- [Aim]:
Write out every entry word for word.

- [Input rows]:
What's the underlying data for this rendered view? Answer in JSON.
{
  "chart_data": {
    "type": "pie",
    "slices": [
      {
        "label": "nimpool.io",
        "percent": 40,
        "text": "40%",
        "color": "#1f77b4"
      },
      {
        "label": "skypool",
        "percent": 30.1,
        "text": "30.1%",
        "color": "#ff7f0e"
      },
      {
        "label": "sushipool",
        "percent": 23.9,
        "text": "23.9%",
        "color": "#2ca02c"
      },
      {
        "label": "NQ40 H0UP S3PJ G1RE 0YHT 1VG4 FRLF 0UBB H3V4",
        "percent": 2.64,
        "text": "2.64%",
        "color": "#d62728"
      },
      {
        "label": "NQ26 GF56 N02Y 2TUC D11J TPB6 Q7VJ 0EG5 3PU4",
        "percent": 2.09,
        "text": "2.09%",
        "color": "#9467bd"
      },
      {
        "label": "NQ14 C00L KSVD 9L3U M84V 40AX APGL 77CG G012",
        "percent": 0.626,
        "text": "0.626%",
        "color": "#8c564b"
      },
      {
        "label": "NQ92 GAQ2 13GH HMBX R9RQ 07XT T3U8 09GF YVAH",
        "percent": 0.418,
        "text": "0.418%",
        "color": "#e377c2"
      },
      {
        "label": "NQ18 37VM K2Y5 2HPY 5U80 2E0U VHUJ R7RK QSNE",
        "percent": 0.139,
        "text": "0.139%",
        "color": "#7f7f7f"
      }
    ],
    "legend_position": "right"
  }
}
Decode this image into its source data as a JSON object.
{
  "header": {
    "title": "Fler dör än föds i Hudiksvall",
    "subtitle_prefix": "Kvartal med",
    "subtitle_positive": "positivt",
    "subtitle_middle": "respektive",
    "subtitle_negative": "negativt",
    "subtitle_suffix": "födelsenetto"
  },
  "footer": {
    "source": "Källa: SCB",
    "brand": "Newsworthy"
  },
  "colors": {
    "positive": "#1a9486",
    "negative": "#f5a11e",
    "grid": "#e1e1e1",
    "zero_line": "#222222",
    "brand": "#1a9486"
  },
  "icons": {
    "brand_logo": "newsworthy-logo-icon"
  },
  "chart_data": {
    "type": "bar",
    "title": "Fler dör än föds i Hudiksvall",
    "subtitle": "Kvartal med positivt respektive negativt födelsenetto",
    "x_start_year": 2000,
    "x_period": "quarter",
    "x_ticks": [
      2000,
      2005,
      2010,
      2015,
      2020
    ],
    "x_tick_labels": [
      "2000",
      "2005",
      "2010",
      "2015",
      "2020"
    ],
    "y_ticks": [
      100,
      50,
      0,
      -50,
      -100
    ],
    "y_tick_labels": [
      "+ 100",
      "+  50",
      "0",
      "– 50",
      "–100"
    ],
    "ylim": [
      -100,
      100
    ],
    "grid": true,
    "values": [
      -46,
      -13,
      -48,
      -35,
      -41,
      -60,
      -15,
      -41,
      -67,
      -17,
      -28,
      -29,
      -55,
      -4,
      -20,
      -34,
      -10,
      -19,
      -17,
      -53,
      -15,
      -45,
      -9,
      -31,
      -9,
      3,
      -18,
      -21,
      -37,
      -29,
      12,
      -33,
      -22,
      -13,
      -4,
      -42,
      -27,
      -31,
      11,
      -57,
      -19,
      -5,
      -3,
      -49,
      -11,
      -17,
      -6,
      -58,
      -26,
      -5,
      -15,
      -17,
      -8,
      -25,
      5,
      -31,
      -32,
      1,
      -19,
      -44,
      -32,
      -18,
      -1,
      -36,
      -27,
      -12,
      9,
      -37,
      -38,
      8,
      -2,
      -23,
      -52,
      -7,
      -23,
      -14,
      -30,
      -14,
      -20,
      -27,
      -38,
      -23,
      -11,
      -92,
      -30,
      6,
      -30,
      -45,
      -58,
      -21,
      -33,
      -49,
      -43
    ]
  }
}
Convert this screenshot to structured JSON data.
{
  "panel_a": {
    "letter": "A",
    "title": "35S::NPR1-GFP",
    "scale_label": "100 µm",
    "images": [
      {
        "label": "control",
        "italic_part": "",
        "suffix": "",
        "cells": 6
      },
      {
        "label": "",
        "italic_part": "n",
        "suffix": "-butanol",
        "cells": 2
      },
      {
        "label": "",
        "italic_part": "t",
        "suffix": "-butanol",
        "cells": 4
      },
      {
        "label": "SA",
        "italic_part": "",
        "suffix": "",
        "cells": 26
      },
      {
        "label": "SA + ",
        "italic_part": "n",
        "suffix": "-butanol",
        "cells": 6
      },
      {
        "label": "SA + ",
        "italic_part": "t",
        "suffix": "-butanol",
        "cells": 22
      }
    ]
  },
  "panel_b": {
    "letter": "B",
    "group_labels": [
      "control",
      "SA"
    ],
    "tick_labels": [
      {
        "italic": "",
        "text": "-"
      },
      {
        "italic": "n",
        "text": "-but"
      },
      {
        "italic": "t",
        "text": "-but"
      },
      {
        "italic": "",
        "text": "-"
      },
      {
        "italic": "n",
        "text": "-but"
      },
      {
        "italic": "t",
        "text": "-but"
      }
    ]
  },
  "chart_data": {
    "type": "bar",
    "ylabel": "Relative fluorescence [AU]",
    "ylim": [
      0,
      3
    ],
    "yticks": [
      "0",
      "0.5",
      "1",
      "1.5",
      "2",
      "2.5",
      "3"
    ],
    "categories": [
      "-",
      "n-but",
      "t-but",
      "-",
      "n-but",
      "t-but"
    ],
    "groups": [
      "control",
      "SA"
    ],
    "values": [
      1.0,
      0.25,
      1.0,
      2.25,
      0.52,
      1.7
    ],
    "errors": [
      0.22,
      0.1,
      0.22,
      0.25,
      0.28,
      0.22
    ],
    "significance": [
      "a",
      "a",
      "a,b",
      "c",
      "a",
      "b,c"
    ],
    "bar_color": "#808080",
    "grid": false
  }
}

- [Written response]:
What's the underlying data for this rendered view? Answer in JSON.
{
  "chart_data": {
    "type": "pie",
    "slices": [
      {
        "label": "nimpool.io",
        "percent": 40,
        "text": "40%",
        "color": "#1f77b4"
      },
      {
        "label": "skypool",
        "percent": 30.1,
        "text": "30.1%",
        "color": "#ff7f0e"
      },
      {
        "label": "sushipool",
        "percent": 23.9,
        "text": "23.9%",
        "color": "#2ca02c"
      },
      {
        "label": "NQ40 H0UP S3PJ G1RE 0YHT 1VG4 FRLF 0UBB H3V4",
        "percent": 2.64,
        "text": "2.64%",
        "color": "#d62728"
      },
      {
        "label": "NQ26 GF56 N02Y 2TUC D11J TPB6 Q7VJ 0EG5 3PU4",
        "percent": 2.09,
        "text": "2.09%",
        "color": "#9467bd"
      },
      {
        "label": "NQ14 C00L KSVD 9L3U M84V 40AX APGL 77CG G012",
        "percent": 0.626,
        "text": "0.626%",
        "color": "#8c564b"
      },
      {
        "label": "NQ92 GAQ2 13GH HMBX R9RQ 07XT T3U8 09GF YVAH",
        "percent": 0.418,
        "text": "0.418%",
        "color": "#e377c2"
      },
      {
        "label": "NQ18 37VM K2Y5 2HPY 5U80 2E0U VHUJ R7RK QSNE",
        "percent": 0.139,
        "text": "0.139%",
        "color": "#7f7f7f"
      }
    ],
    "legend_position": "right"
  }
}
Decode this image into its source data as a JSON object.
{
  "header": {
    "title": "Fler dör än föds i Hudiksvall",
    "subtitle_prefix": "Kvartal med",
    "subtitle_positive": "positivt",
    "subtitle_middle": "respektive",
    "subtitle_negative": "negativt",
    "subtitle_suffix": "födelsenetto"
  },
  "footer": {
    "source": "Källa: SCB",
    "brand": "Newsworthy"
  },
  "colors": {
    "positive": "#1a9486",
    "negative": "#f5a11e",
    "grid": "#e1e1e1",
    "zero_line": "#222222",
    "brand": "#1a9486"
  },
  "icons": {
    "brand_logo": "newsworthy-logo-icon"
  },
  "chart_data": {
    "type": "bar",
    "title": "Fler dör än föds i Hudiksvall",
    "subtitle": "Kvartal med positivt respektive negativt födelsenetto",
    "x_start_year": 2000,
    "x_period": "quarter",
    "x_ticks": [
      2000,
      2005,
      2010,
      2015,
      2020
    ],
    "x_tick_labels": [
      "2000",
      "2005",
      "2010",
      "2015",
      "2020"
    ],
    "y_ticks": [
      100,
      50,
      0,
      -50,
      -100
    ],
    "y_tick_labels": [
      "+ 100",
      "+  50",
      "0",
      "– 50",
      "–100"
    ],
    "ylim": [
      -100,
      100
    ],
    "grid": true,
    "values": [
      -46,
      -13,
      -48,
      -35,
      -41,
      -60,
      -15,
      -41,
      -67,
      -17,
      -28,
      -29,
      -55,
      -4,
      -20,
      -34,
      -10,
      -19,
      -17,
      -53,
      -15,
      -45,
      -9,
      -31,
      -9,
      3,
      -18,
      -21,
      -37,
      -29,
      12,
      -33,
      -22,
      -13,
      -4,
      -42,
      -27,
      -31,
      11,
      -57,
      -19,
      -5,
      -3,
      -49,
      -11,
      -17,
      -6,
      -58,
      -26,
      -5,
      -15,
      -17,
      -8,
      -25,
      5,
      -31,
      -32,
      1,
      -19,
      -44,
      -32,
      -18,
      -1,
      -36,
      -27,
      -12,
      9,
      -37,
      -38,
      8,
      -2,
      -23,
      -52,
      -7,
      -23,
      -14,
      -30,
      -14,
      -20,
      -27,
      -38,
      -23,
      -11,
      -92,
      -30,
      6,
      -30,
      -45,
      -58,
      -21,
      -33,
      -49,
      -43
    ]
  }
}
Convert this screenshot to structured JSON data.
{
  "panel_a": {
    "letter": "A",
    "title": "35S::NPR1-GFP",
    "scale_label": "100 µm",
    "images": [
      {
        "label": "control",
        "italic_part": "",
        "suffix": "",
        "cells": 6
      },
      {
        "label": "",
        "italic_part": "n",
        "suffix": "-butanol",
        "cells": 2
      },
      {
        "label": "",
        "italic_part": "t",
        "suffix": "-butanol",
        "cells": 4
      },
      {
        "label": "SA",
        "italic_part": "",
        "suffix": "",
        "cells": 26
      },
      {
        "label": "SA + ",
        "italic_part": "n",
        "suffix": "-butanol",
        "cells": 6
      },
      {
        "label": "SA + ",
        "italic_part": "t",
        "suffix": "-butanol",
        "cells": 22
      }
    ]
  },
  "panel_b": {
    "letter": "B",
    "group_labels": [
      "control",
      "SA"
    ],
    "tick_labels": [
      {
        "italic": "",
        "text": "-"
      },
      {
        "italic": "n",
        "text": "-but"
      },
      {
        "italic": "t",
        "text": "-but"
      },
      {
        "italic": "",
        "text": "-"
      },
      {
        "italic": "n",
        "text": "-but"
      },
      {
        "italic": "t",
        "text": "-but"
      }
    ]
  },
  "chart_data": {
    "type": "bar",
    "ylabel": "Relative fluorescence [AU]",
    "ylim": [
      0,
      3
    ],
    "yticks": [
      "0",
      "0.5",
      "1",
      "1.5",
      "2",
      "2.5",
      "3"
    ],
    "categories": [
      "-",
      "n-but",
      "t-but",
      "-",
      "n-but",
      "t-but"
    ],
    "groups": [
      "control",
      "SA"
    ],
    "values": [
      1.0,
      0.25,
      1.0,
      2.25,
      0.52,
      1.7
    ],
    "errors": [
      0.22,
      0.1,
      0.22,
      0.25,
      0.28,
      0.22
    ],
    "significance": [
      "a",
      "a",
      "a,b",
      "c",
      "a",
      "b,c"
    ],
    "bar_color": "#808080",
    "grid": false
  }
}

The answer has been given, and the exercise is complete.